§ WHAT IS NEEDED
State how many of the rows below contain the string "Blocked", treating uppercase and lowercase letters as distinct. Reply with the number alone.

§ MATERIAL FOR THIS EXERCISE
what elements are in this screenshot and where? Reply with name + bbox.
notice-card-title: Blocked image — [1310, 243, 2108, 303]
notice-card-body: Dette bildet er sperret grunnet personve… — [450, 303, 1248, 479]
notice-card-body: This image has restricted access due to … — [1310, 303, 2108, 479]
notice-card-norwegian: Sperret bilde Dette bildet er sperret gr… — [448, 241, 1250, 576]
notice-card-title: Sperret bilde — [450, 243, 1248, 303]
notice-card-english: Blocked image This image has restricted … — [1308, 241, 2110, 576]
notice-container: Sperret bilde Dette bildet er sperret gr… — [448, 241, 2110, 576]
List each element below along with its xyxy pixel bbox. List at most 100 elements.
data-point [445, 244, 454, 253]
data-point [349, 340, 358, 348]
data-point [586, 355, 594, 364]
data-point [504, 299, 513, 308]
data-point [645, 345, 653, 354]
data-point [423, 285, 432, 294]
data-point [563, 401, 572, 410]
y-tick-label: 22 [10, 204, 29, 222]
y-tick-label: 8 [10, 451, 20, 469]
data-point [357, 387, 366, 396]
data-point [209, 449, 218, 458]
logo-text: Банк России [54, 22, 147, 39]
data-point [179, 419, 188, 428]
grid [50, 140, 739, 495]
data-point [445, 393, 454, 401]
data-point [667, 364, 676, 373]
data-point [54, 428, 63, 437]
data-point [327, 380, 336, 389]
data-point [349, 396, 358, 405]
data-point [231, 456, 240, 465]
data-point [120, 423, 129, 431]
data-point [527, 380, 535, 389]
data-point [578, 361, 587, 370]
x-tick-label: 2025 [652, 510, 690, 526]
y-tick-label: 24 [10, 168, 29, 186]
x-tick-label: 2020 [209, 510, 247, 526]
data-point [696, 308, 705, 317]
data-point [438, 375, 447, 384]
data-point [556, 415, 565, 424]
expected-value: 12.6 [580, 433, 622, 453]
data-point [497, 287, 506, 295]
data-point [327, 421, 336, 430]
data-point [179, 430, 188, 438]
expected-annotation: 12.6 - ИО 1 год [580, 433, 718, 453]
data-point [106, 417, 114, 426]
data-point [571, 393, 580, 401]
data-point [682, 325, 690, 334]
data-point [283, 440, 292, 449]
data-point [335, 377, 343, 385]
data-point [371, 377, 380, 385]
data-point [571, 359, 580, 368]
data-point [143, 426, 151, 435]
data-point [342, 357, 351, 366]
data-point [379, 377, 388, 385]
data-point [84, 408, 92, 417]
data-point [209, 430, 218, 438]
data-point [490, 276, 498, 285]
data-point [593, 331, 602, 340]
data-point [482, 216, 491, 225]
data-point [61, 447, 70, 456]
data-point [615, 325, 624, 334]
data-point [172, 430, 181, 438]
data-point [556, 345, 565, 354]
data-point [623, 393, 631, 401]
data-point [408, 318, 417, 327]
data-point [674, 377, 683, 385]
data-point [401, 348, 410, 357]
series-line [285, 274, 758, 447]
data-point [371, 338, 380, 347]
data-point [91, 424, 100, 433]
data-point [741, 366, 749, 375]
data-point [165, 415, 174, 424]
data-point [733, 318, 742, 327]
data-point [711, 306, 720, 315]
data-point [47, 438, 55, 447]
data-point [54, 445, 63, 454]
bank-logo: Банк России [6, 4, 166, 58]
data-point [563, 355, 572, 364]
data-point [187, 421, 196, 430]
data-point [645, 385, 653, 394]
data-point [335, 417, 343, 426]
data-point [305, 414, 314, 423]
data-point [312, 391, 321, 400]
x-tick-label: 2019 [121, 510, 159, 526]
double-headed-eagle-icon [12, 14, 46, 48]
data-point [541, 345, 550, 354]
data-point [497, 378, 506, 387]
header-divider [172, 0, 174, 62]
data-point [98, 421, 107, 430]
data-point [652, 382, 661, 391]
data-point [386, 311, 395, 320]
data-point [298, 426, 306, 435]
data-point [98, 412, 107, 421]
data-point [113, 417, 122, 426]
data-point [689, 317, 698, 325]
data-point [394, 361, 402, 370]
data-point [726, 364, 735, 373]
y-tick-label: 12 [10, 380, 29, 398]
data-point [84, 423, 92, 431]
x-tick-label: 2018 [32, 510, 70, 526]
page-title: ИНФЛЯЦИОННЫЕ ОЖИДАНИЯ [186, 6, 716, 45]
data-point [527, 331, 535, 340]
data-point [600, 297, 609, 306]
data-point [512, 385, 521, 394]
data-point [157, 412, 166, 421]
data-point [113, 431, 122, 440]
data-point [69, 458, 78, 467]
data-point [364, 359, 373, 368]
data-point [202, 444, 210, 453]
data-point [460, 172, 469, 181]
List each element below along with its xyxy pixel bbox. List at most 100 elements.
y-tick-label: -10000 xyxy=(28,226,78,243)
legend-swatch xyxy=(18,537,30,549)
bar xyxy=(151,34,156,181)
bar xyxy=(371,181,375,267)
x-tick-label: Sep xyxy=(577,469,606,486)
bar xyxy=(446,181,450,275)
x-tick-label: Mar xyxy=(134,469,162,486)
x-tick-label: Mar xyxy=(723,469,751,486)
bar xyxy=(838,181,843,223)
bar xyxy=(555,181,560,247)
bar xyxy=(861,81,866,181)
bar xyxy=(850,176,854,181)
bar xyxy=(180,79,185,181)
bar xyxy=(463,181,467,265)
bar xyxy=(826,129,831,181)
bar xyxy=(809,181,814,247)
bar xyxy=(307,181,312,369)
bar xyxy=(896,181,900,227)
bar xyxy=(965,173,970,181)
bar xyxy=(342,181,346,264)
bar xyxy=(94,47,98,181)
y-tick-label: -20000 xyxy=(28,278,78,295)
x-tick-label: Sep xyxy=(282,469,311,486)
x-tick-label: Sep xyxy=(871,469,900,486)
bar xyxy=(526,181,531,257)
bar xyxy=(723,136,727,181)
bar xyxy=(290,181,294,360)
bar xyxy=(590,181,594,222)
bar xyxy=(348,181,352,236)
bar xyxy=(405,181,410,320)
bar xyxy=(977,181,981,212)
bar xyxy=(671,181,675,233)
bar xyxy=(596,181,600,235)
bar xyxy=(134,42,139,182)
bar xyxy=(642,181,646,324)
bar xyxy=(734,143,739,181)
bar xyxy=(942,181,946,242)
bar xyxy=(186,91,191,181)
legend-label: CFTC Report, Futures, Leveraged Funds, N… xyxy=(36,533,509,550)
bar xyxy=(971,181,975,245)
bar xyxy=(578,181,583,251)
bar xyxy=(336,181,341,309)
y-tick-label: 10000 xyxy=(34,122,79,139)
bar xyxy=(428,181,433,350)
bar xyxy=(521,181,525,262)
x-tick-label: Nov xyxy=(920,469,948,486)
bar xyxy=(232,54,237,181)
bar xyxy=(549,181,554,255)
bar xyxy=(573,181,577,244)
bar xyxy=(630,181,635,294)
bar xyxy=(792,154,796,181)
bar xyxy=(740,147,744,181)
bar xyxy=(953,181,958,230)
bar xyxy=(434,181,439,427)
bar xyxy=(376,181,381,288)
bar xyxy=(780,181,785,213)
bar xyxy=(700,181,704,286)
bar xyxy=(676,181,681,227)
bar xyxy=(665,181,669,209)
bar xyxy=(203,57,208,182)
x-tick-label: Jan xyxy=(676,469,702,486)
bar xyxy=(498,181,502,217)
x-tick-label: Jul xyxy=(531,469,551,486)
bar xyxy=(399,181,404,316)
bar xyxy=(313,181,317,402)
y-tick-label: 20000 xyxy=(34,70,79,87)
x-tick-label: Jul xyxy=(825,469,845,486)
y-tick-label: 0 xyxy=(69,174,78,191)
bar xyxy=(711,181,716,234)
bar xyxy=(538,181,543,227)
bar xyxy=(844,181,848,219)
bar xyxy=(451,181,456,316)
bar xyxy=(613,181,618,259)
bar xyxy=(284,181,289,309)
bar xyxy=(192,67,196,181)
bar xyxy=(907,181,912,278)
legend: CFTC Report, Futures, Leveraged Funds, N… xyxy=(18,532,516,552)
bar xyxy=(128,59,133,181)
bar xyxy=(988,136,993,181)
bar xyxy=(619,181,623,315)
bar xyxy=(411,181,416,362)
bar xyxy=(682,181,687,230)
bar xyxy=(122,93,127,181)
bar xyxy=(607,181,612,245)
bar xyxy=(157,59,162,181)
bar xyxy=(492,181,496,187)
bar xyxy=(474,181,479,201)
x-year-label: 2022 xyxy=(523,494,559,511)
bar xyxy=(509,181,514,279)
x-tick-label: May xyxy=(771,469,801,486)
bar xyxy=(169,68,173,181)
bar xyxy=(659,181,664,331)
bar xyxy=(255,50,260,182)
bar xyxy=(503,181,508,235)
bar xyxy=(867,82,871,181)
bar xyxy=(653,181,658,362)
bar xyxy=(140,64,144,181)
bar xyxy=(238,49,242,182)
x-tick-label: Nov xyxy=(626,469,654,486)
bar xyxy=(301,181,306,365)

§ TASK OUTPUT
2